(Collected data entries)
-----

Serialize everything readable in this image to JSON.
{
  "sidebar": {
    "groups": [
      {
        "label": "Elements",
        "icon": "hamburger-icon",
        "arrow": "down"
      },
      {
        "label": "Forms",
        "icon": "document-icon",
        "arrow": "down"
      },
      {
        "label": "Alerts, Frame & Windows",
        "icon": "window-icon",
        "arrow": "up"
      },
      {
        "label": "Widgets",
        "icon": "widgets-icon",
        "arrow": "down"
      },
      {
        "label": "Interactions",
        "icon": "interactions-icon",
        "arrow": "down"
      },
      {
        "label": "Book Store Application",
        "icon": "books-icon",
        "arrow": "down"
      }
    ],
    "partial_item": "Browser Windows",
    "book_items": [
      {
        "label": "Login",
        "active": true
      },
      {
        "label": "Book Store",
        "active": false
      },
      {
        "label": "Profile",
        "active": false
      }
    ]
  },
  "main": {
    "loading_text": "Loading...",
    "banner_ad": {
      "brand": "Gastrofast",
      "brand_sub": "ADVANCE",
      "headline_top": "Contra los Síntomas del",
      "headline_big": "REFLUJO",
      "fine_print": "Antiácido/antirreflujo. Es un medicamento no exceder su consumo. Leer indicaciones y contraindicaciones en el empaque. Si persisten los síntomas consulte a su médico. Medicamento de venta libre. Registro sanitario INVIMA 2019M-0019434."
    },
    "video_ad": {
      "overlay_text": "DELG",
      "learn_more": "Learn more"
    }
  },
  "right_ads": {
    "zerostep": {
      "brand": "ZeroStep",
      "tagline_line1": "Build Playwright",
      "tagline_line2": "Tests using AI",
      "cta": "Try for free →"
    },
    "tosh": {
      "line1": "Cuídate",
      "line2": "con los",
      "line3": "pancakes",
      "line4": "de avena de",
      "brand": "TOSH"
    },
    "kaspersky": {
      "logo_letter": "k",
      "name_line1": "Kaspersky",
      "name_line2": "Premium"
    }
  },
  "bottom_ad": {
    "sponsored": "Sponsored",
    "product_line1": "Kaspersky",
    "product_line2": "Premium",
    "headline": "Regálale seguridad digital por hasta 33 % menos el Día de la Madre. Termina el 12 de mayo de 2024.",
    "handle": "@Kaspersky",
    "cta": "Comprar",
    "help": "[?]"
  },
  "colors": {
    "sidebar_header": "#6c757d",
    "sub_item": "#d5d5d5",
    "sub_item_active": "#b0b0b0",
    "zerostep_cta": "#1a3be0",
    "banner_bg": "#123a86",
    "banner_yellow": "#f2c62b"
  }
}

-----

◆ Stated exercise: Give only the number of lines in the data that include the string "Windows".

◆ Solution: 2